■ Provided entries
>>>>>

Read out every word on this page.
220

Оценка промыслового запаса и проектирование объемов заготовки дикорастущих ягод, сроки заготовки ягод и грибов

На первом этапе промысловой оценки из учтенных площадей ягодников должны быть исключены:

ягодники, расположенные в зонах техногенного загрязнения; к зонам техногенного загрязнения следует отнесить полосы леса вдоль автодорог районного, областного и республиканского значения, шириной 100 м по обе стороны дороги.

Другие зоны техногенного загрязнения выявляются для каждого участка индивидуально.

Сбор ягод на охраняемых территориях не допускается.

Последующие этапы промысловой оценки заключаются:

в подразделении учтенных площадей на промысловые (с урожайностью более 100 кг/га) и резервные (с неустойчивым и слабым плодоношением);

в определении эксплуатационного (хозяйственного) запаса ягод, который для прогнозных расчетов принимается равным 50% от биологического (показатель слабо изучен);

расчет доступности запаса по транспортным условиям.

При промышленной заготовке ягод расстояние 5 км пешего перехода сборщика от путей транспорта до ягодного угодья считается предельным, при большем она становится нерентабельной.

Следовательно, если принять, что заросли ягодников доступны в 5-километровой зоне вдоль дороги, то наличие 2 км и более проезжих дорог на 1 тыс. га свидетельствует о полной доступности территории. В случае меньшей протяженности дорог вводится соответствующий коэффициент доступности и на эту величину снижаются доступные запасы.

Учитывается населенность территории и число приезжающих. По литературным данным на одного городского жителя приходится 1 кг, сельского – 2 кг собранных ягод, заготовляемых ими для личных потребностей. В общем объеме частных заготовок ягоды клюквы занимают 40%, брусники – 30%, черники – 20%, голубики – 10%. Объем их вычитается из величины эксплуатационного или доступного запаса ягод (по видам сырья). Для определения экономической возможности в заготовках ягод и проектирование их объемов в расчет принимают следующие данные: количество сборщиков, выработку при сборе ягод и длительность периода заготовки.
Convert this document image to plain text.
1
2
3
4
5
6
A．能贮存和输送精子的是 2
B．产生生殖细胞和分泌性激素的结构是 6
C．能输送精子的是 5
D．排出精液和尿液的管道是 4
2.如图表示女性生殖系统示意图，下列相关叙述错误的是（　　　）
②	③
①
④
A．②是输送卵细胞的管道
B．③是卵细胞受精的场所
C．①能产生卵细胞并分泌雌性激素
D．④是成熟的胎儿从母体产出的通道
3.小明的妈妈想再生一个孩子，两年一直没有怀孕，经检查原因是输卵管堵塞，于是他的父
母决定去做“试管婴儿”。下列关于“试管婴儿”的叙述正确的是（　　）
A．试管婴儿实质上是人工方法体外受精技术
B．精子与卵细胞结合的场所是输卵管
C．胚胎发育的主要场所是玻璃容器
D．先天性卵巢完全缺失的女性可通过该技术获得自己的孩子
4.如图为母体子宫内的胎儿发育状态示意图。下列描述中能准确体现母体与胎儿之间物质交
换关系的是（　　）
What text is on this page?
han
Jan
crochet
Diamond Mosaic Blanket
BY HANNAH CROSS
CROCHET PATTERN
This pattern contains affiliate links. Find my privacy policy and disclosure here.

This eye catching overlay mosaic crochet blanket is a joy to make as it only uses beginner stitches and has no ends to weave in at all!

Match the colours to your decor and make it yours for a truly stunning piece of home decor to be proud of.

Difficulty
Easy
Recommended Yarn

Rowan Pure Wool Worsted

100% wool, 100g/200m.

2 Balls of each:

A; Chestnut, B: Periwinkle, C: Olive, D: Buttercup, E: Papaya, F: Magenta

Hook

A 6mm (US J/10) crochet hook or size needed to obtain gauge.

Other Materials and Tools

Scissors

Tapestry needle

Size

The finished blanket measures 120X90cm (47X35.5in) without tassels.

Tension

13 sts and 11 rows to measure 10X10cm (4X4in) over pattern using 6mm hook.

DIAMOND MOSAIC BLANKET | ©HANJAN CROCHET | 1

<<<<<

■ Work to be completed
Go through the material above line by line and copy it exactly.

■ Output of the exercise
Read out every word on this page.
220

Оценка промыслового запаса и проектирование объемов заготовки дикорастущих ягод, сроки заготовки ягод и грибов

На первом этапе промысловой оценки из учтенных площадей ягодников должны быть исключены:

ягодники, расположенные в зонах техногенного загрязнения; к зонам техногенного загрязнения следует отнесить полосы леса вдоль автодорог районного, областного и республиканского значения, шириной 100 м по обе стороны дороги.

Другие зоны техногенного загрязнения выявляются для каждого участка индивидуально.

Сбор ягод на охраняемых территориях не допускается.

Последующие этапы промысловой оценки заключаются:

в подразделении учтенных площадей на промысловые (с урожайностью более 100 кг/га) и резервные (с неустойчивым и слабым плодоношением);

в определении эксплуатационного (хозяйственного) запаса ягод, который для прогнозных расчетов принимается равным 50% от биологического (показатель слабо изучен);

расчет доступности запаса по транспортным условиям.

При промышленной заготовке ягод расстояние 5 км пешего перехода сборщика от путей транспорта до ягодного угодья считается предельным, при большем она становится нерентабельной.

Следовательно, если принять, что заросли ягодников доступны в 5-километровой зоне вдоль дороги, то наличие 2 км и более проезжих дорог на 1 тыс. га свидетельствует о полной доступности территории. В случае меньшей протяженности дорог вводится соответствующий коэффициент доступности и на эту величину снижаются доступные запасы.

Учитывается населенность территории и число приезжающих. По литературным данным на одного городского жителя приходится 1 кг, сельского – 2 кг собранных ягод, заготовляемых ими для личных потребностей. В общем объеме частных заготовок ягоды клюквы занимают 40%, брусники – 30%, черники – 20%, голубики – 10%. Объем их вычитается из величины эксплуатационного или доступного запаса ягод (по видам сырья). Для определения экономической возможности в заготовках ягод и проектирование их объемов в расчет принимают следующие данные: количество сборщиков, выработку при сборе ягод и длительность периода заготовки.
Convert this document image to plain text.
1
2
3
4
5
6
A．能贮存和输送精子的是 2
B．产生生殖细胞和分泌性激素的结构是 6
C．能输送精子的是 5
D．排出精液和尿液的管道是 4
2.如图表示女性生殖系统示意图，下列相关叙述错误的是（　　　）
②	③
①
④
A．②是输送卵细胞的管道
B．③是卵细胞受精的场所
C．①能产生卵细胞并分泌雌性激素
D．④是成熟的胎儿从母体产出的通道
3.小明的妈妈想再生一个孩子，两年一直没有怀孕，经检查原因是输卵管堵塞，于是他的父
母决定去做“试管婴儿”。下列关于“试管婴儿”的叙述正确的是（　　）
A．试管婴儿实质上是人工方法体外受精技术
B．精子与卵细胞结合的场所是输卵管
C．胚胎发育的主要场所是玻璃容器
D．先天性卵巢完全缺失的女性可通过该技术获得自己的孩子
4.如图为母体子宫内的胎儿发育状态示意图。下列描述中能准确体现母体与胎儿之间物质交
换关系的是（　　）
What text is on this page?
han
Jan
crochet
Diamond Mosaic Blanket
BY HANNAH CROSS
CROCHET PATTERN
This pattern contains affiliate links. Find my privacy policy and disclosure here.

This eye catching overlay mosaic crochet blanket is a joy to make as it only uses beginner stitches and has no ends to weave in at all!

Match the colours to your decor and make it yours for a truly stunning piece of home decor to be proud of.

Difficulty
Easy
Recommended Yarn

Rowan Pure Wool Worsted

100% wool, 100g/200m.

2 Balls of each:

A; Chestnut, B: Periwinkle, C: Olive, D: Buttercup, E: Papaya, F: Magenta

Hook

A 6mm (US J/10) crochet hook or size needed to obtain gauge.

Other Materials and Tools

Scissors

Tapestry needle

Size

The finished blanket measures 120X90cm (47X35.5in) without tassels.

Tension

13 sts and 11 rows to measure 10X10cm (4X4in) over pattern using 6mm hook.

DIAMOND MOSAIC BLANKET | ©HANJAN CROCHET | 1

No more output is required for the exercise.